[Stored data entries]
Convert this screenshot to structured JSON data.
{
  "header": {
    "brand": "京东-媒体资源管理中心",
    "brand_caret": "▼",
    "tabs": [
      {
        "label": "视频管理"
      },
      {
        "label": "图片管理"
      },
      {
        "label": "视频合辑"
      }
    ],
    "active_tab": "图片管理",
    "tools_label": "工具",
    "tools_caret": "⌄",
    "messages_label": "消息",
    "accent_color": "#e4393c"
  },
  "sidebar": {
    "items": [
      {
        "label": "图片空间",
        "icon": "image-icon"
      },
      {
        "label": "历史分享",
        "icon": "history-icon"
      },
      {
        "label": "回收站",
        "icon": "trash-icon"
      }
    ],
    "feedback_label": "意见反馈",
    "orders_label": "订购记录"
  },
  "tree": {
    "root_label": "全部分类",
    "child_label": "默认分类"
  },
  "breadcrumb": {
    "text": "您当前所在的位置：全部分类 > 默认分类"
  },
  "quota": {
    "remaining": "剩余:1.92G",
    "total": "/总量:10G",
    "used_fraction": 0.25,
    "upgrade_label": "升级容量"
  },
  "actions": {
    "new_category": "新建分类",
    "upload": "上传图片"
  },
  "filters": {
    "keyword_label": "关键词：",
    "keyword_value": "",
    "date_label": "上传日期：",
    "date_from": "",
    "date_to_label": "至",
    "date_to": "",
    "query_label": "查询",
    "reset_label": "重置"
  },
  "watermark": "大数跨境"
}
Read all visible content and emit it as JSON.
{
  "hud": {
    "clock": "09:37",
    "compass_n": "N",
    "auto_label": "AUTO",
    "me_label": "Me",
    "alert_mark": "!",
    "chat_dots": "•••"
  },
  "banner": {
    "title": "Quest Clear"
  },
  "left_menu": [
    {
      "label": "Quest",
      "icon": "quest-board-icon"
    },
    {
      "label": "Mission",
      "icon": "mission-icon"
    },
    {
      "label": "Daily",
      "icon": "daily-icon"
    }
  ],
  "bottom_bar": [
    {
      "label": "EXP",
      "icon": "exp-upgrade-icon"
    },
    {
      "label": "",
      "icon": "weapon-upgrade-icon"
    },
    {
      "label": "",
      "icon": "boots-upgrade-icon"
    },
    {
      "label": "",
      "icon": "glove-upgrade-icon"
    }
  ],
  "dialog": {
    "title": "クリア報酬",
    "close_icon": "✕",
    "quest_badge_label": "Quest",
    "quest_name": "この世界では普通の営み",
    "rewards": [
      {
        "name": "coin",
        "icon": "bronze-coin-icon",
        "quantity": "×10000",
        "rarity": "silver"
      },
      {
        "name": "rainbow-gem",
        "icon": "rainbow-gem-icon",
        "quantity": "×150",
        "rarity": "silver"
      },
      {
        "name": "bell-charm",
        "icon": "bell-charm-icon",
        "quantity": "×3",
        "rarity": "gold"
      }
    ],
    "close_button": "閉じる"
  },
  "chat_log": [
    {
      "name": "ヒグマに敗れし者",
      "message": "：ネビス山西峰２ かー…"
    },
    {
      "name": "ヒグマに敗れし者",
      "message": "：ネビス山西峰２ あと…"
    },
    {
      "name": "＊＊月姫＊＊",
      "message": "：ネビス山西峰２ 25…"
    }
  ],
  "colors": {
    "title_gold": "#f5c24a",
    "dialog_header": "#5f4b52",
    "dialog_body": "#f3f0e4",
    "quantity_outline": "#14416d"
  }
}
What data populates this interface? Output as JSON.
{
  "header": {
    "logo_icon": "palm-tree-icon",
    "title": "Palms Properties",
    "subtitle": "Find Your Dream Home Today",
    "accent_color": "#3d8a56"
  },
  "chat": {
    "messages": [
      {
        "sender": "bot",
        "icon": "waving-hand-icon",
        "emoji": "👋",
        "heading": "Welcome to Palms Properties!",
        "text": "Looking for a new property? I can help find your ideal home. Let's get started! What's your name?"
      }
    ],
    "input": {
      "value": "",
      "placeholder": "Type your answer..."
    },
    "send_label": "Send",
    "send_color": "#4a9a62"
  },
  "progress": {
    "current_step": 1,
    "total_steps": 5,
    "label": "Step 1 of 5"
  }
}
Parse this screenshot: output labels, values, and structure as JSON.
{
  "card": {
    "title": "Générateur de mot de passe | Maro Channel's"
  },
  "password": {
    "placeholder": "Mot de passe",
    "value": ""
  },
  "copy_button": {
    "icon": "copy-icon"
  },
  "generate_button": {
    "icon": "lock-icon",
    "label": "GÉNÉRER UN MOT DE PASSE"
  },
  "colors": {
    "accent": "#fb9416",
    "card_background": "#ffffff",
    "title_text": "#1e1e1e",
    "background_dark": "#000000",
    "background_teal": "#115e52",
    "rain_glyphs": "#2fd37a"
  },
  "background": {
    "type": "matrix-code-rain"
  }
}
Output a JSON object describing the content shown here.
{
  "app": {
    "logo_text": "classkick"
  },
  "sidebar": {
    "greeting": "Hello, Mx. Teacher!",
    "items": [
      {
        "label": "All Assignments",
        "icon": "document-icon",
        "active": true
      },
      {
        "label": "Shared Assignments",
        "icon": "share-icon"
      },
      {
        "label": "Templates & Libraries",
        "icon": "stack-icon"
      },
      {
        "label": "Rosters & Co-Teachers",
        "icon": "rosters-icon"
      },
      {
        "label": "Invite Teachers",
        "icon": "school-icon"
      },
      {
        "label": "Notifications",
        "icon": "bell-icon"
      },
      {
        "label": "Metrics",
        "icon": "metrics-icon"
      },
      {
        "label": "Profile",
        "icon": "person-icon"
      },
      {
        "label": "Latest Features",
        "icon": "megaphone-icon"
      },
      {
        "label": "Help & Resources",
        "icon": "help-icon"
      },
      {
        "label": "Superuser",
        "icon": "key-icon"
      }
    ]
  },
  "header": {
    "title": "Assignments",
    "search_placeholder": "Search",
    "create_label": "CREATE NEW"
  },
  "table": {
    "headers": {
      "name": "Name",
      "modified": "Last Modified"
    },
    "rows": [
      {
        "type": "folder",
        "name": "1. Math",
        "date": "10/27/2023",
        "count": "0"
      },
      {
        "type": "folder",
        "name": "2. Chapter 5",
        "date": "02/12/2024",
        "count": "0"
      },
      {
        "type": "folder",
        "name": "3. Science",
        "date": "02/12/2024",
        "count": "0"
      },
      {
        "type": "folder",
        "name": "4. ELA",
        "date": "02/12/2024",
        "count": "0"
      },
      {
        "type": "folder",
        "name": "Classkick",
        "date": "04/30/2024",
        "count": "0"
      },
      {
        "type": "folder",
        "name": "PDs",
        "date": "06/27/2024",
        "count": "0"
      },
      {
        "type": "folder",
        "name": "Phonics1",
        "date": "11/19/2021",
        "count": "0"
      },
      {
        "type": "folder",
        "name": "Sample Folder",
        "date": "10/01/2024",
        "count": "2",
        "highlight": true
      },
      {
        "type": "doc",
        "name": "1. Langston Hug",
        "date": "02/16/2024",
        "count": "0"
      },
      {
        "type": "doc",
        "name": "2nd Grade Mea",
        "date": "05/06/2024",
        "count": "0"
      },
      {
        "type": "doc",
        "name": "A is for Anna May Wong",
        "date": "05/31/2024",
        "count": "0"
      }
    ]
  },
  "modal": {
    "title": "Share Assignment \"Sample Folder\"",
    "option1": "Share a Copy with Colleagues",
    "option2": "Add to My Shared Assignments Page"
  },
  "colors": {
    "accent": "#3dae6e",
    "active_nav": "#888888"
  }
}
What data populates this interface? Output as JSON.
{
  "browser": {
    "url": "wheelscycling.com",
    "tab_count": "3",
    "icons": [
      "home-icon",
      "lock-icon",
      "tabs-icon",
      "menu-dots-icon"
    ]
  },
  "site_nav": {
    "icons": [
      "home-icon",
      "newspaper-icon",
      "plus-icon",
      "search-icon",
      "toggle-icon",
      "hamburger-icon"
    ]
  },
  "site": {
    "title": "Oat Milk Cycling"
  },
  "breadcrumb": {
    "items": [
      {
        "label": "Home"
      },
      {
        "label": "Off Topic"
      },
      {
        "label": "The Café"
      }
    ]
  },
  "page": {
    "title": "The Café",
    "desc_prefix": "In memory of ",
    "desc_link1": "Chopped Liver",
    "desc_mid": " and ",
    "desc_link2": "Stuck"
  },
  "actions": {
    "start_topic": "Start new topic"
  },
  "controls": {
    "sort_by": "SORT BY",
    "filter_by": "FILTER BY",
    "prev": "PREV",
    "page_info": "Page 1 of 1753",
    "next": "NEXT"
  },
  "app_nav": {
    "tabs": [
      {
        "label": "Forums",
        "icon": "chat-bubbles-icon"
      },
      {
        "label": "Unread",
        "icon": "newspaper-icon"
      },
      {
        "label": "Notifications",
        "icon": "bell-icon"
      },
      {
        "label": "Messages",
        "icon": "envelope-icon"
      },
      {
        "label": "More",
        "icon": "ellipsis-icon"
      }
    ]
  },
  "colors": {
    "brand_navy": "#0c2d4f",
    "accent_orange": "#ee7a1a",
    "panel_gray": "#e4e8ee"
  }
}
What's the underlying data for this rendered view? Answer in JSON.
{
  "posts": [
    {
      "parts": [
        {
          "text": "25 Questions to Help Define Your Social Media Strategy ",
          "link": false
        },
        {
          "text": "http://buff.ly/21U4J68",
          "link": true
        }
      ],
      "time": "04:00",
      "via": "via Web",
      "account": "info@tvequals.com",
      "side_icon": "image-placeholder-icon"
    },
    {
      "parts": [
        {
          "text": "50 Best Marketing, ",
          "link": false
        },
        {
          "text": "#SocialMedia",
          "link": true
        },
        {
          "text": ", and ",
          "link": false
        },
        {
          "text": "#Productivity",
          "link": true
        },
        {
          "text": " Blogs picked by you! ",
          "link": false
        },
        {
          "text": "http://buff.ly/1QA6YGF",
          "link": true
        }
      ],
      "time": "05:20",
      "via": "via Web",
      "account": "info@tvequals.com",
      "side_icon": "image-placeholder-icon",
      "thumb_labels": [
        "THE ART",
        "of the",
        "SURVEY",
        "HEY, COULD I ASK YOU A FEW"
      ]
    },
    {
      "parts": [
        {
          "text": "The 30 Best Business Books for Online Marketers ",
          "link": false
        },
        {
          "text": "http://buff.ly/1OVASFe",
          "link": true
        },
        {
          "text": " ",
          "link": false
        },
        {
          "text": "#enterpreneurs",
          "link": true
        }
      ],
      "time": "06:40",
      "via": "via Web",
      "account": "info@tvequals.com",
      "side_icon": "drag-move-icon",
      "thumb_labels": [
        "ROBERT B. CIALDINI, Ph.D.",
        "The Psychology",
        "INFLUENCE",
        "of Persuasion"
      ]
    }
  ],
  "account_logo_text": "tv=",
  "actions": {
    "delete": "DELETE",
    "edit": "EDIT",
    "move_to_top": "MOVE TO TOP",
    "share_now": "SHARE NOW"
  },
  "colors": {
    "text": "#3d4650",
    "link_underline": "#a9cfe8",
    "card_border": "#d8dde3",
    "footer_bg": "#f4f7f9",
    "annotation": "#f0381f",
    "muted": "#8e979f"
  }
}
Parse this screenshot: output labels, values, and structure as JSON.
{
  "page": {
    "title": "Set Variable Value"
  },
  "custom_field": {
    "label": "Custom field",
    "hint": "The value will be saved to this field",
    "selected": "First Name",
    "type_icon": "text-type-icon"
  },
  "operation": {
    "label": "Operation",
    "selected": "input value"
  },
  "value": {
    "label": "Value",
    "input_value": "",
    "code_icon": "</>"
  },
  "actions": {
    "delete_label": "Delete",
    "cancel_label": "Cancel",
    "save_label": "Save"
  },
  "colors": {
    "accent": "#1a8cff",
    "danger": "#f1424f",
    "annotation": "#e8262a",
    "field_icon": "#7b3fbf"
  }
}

### Objective
Looking at the listing above, how many of its lines contain the string "http"? Give the number alone.

### Finished answer
3